Work to do |
- a) Please transcribe the passage of The Wolverine review below from "Released By: 20th" up to and including "his own immortality.".
- b) Pick up The Wolverine review below where it stops, and carry it on from its final sentence.

Selected excerpt |
Director: James Mangold
Cast: Hugh Jackman, Will Yun Lee, Brian Tee, Hiroyuki Sanada, Hal Yamanouchi, Tao Okamoto, Rila Fukushima
RunTime: 2 hrs 21 mins
Rating: PG13 (Violence And Brief Coarse Langauge)
Released By: 20th Century Fox
Official Website: http://www.thewolverinemovie.com/intl/
Opening Day: 25 July 2013
Synopsis: Based on the celebrated comic book arc, this epic action-adventure takes Wolverine (Hugh Jackman), the most iconic character of the X-Men universe, to modern day Japan. Out of his depth in an unknown world he will face a host of unexpected and deadly opponents in a life-or-death battle that will leave him forever changed. Vulnerable for the first time and pushed to his physical and emotional limits, he confronts not only lethal samurai steel but also his inner struggle against his own immortality.
The Wolverine backstory is a natural spinoff from the (mostly) celebrated X-Men film trilogy: not only is he a favourite among fanboys and females, but his origins, temperament and near-invincible mutant powers present endless possibilities for a tortured protagonist. After all, how do you beat an immortal mutant armed with adamantium claws, accelerated healing, and enhanced physical/ sensory capabilities?
This year’s “The Wolverine” explores the answers to that question. Based off a popular 1982 Marvel comic book arc, writers Mark Bomback and Scott Frank created another one-off digression from the ensemble movies. It's an attempt to skip past the unimpressive solo episode back in 2009 that was the Gavin Hood-directed “X-Men Origins: Wolverine”, which despite having intriguing characters like Deadpool and Gambit, managed to fall flat.
The movie picks up from when we last saw Logan/Wolverine (Hugh Jackman), grieving over having to kill the love of his life, the powerful telekinetic Jean Grey (Famke Janssen), who had been possessed by the Dark Phoenix in 2006’s “X Men: The Last Stand”. Broken down, he lives alone on the fringes of society, making his bed in the Yukon wilds and spending sleepless nights dreaming about Jean, who appears in multiple sequences in a diaphanous negligee looking and sounding completely out of character. She’s his id, personifying his guilt and suicidal inclinations. Logan identifies most closely with a random grizzly bear that ends up getting killed by a poisoned arrow, an incident that is likely a shadowy foretelling of the remainder of the story.

Data lines |
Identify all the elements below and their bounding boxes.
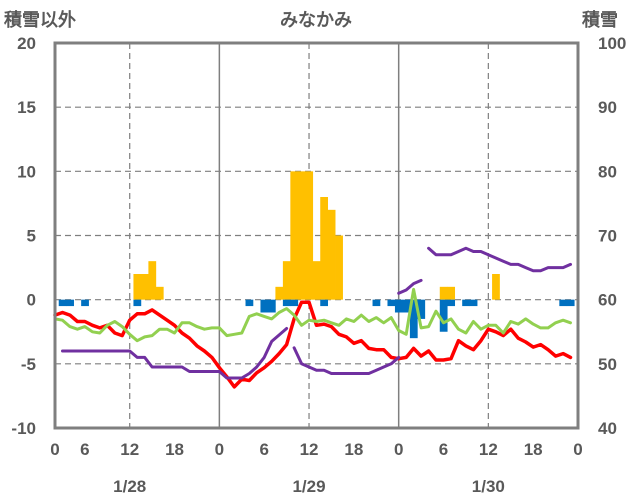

Expected responses |
- a)
Released By: 20th Century Fox
Official Website: http://www.thewolverinemovie.com/intl/
Opening Day: 25 July 2013
Synopsis: Based on the celebrated comic book arc, this epic action-adventure takes Wolverine (Hugh Jackman), the most iconic character of the X-Men universe, to modern day Japan. Out of his depth in an unknown world he will face a host of unexpected and deadly opponents in a life-or-death battle that will leave him forever changed. Vulnerable for the first time and pushed to his physical and emotional limits, he confronts not only lethal samurai steel but also his inner struggle against his own immortality.

- b)
Logan subsequently crosses paths with Yukio (Rila Fukushima), a katana-wielding Japanese girl with precognition powers who’s tracked him down. She informs him that her employer Yashida (Hal Yamanouchi / Ken Yamamura), a man he once saved in World War II from the atomic bomb at Nagasaki, is dying and would like to say farewell. After some persuasion, he agrees to a short sojourn to Tokyo.
As it turns out, Yashida is a patriarch of a wealthy family with a formidable business empire that engages in significant power play. He extends the offer of taking Logan’s accelerated healing powers, positioning it as a generous move since he believes the Wolverine has a death wish. Understandably, our protagonist turns him down, and when Yashida passes away, he becomes the bodyguard of the old man’s graceful granddaughter Mariko (Tao Okamoto), who’s suddenly being hunted down by yakuza from every direction. An unfortunate encounter with a slinky nemesis and her poisoned tongue, Viper (Svetlana Khodchenkova), leaves Logan with suppressed powers – now he feels the aftermath of every gunshot, the wounds no longer close in a matter of seconds and loss of blood drains his energy.
Here’s where you appreciate Wolverine’s feral tenacity at its most inspiring: In spite of the pain, he gets up as many times as he falls down, and he doesn’t give in even when he’s out of depth. Presented with the very real possibility of mortality, with Mariko’s and Yukio’s help he begins to see the value in moving forward to create a worthwhile future. What unfolds subsequently will not surprise many, and the pacing at times can be trying for those just weaning off recent heavy-action flicks.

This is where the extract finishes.